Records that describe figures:
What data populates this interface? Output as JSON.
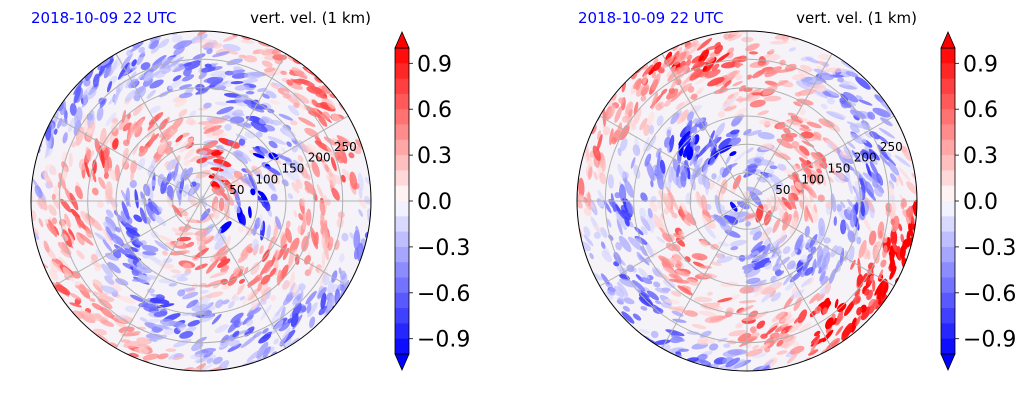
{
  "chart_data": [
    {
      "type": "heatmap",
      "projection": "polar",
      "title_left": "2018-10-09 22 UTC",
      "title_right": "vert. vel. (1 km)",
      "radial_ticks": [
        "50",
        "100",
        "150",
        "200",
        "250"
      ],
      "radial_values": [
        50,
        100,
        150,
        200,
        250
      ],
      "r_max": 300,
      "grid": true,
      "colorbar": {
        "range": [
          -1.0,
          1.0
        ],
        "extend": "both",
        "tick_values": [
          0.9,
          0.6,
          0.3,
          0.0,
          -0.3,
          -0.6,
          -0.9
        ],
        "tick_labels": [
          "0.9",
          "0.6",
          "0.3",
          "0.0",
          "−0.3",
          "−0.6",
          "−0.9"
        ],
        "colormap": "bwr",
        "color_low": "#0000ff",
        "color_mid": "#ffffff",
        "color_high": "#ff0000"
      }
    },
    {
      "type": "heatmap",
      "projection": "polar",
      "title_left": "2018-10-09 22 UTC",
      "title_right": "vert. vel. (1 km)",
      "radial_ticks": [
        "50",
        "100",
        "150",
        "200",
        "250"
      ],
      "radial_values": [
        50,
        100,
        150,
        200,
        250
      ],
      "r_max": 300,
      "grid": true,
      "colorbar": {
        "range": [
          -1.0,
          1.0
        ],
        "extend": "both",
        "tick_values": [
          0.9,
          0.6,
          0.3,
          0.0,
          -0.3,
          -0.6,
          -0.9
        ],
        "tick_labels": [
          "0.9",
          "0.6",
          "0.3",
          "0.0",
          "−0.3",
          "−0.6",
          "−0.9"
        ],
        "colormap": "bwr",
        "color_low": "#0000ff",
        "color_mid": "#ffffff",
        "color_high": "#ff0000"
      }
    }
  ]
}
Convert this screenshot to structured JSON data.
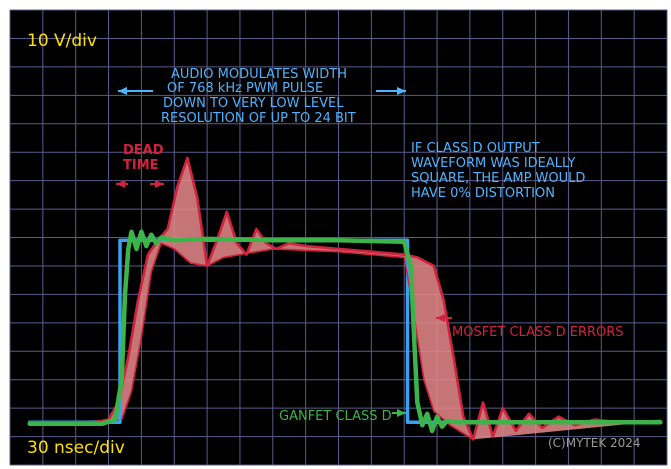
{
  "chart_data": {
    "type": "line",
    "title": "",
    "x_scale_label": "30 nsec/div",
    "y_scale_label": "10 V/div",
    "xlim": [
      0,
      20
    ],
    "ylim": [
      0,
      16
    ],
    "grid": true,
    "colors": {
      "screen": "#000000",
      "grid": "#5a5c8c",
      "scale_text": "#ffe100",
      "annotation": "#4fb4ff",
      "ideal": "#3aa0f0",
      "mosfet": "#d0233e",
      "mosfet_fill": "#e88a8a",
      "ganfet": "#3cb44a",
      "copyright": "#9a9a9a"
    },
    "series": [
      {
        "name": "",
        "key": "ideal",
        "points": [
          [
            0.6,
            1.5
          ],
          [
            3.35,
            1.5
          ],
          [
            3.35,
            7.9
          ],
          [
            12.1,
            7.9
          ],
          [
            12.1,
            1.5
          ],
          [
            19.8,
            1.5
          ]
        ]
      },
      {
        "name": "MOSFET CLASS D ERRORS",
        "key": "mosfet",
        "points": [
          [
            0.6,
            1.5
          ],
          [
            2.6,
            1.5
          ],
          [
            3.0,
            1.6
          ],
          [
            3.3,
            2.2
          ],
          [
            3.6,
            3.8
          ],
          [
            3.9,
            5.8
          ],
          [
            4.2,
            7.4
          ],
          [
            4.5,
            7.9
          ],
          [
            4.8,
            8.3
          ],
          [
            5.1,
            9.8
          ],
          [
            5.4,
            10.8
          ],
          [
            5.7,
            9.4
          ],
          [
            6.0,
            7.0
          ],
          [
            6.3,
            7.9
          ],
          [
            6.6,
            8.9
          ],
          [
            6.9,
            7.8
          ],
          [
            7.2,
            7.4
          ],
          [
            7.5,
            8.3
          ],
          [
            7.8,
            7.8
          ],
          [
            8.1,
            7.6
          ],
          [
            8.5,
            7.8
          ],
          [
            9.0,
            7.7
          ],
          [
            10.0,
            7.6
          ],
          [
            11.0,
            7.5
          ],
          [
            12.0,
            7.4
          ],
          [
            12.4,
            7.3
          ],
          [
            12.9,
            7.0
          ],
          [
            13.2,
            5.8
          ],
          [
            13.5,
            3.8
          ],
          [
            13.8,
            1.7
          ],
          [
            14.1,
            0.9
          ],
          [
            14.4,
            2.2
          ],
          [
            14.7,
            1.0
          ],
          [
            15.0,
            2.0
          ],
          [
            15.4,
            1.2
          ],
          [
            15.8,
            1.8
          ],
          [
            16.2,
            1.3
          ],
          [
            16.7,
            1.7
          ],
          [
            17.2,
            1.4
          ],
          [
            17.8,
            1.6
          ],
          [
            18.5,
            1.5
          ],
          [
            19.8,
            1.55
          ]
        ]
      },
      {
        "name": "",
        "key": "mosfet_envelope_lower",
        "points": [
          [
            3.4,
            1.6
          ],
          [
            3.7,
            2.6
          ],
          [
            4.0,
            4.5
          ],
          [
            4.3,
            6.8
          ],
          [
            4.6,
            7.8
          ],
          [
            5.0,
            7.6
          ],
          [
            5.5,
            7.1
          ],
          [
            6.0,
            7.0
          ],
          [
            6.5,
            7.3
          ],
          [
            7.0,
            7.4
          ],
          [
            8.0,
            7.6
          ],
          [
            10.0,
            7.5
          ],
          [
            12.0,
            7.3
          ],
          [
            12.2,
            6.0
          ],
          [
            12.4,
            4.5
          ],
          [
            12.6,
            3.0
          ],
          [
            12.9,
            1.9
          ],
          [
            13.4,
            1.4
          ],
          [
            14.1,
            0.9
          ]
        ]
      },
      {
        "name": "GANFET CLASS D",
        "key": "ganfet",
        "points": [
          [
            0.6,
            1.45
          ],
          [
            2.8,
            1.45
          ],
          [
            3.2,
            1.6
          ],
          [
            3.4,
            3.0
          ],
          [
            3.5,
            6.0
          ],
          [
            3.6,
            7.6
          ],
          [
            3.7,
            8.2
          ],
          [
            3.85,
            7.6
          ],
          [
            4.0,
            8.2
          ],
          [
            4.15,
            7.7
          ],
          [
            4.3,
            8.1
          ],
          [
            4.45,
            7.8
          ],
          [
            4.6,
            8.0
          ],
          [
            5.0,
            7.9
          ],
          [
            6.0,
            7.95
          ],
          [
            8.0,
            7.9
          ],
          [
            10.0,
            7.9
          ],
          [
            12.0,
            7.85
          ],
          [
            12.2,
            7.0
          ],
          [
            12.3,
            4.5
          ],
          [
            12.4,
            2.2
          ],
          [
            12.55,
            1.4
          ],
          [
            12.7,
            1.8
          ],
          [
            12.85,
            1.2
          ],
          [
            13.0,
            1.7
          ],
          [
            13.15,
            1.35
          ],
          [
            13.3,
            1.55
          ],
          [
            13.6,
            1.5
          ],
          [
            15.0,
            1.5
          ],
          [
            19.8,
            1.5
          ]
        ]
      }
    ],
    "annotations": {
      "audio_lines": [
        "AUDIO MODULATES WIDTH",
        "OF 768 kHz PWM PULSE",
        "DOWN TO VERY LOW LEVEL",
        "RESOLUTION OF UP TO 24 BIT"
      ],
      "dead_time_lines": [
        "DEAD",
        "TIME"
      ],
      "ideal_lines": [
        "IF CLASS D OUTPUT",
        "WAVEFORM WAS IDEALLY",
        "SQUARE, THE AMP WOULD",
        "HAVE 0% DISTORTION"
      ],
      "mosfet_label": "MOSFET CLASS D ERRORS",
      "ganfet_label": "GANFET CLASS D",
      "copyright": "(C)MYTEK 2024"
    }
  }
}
--
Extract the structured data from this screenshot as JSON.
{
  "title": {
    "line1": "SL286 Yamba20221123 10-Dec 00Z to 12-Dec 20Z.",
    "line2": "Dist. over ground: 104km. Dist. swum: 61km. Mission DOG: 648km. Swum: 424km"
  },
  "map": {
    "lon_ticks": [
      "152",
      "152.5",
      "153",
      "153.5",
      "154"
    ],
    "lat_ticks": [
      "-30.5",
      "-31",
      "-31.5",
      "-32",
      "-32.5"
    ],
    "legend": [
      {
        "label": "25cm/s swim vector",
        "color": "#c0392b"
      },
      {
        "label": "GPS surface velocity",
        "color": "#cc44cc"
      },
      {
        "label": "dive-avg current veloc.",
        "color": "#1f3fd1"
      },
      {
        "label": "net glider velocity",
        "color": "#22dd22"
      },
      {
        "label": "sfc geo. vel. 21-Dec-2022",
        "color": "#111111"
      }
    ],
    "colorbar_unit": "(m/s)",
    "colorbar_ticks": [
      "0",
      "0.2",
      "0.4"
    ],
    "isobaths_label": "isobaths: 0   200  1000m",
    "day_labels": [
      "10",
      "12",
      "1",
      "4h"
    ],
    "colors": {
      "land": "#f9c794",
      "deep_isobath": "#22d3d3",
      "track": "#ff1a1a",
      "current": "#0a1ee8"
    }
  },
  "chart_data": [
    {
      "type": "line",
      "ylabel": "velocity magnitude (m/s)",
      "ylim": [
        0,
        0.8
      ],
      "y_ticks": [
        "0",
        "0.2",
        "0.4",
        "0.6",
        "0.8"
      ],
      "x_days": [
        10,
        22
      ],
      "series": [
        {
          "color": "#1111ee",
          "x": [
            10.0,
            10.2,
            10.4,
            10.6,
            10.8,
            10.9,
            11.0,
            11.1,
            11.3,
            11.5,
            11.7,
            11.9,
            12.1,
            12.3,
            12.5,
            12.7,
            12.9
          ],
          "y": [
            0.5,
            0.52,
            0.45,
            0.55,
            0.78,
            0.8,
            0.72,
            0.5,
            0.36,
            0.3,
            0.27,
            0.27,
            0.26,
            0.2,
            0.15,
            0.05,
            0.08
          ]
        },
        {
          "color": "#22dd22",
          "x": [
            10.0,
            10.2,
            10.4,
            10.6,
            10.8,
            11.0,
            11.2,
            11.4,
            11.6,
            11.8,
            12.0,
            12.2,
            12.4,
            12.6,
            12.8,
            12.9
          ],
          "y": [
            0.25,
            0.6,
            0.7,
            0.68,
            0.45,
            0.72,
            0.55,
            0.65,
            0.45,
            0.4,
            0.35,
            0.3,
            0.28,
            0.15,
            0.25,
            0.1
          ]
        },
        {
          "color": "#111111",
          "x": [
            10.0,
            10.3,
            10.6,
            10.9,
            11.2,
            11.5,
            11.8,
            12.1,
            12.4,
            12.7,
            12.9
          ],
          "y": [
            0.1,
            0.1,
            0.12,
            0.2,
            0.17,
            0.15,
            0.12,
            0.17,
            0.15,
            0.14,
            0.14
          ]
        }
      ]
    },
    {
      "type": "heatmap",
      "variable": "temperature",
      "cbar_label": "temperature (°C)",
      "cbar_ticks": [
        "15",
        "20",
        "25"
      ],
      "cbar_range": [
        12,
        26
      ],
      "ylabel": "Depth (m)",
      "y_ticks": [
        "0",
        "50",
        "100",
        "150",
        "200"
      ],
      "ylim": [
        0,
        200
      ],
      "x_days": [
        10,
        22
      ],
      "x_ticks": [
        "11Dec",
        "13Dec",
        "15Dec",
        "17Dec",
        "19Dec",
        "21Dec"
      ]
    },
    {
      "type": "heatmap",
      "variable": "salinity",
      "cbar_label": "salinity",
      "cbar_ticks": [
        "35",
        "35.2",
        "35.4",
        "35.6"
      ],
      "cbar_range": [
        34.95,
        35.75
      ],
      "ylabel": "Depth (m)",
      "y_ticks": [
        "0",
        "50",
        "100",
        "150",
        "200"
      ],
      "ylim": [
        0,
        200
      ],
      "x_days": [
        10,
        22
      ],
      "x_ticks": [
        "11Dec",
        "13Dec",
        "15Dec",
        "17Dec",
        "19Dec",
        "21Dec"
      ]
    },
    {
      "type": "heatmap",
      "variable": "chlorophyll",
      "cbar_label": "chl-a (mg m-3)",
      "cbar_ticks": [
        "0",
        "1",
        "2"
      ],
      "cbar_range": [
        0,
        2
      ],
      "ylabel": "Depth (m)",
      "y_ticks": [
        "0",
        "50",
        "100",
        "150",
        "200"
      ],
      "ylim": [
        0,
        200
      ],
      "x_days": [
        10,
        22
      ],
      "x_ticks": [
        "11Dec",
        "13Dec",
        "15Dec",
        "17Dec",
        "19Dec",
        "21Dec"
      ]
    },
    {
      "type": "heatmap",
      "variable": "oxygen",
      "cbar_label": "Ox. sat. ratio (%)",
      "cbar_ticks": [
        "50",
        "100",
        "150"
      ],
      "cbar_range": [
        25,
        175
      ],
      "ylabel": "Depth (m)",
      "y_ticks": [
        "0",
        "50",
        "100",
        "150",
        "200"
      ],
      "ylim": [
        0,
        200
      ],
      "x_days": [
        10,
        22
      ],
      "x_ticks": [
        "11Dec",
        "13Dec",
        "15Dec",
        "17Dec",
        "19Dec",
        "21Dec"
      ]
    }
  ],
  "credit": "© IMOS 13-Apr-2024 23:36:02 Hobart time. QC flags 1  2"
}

● Instructions to follow:
Going through the entries above, tally each line that has the word "screenshot". Answer with the number only.

● Complete output:
2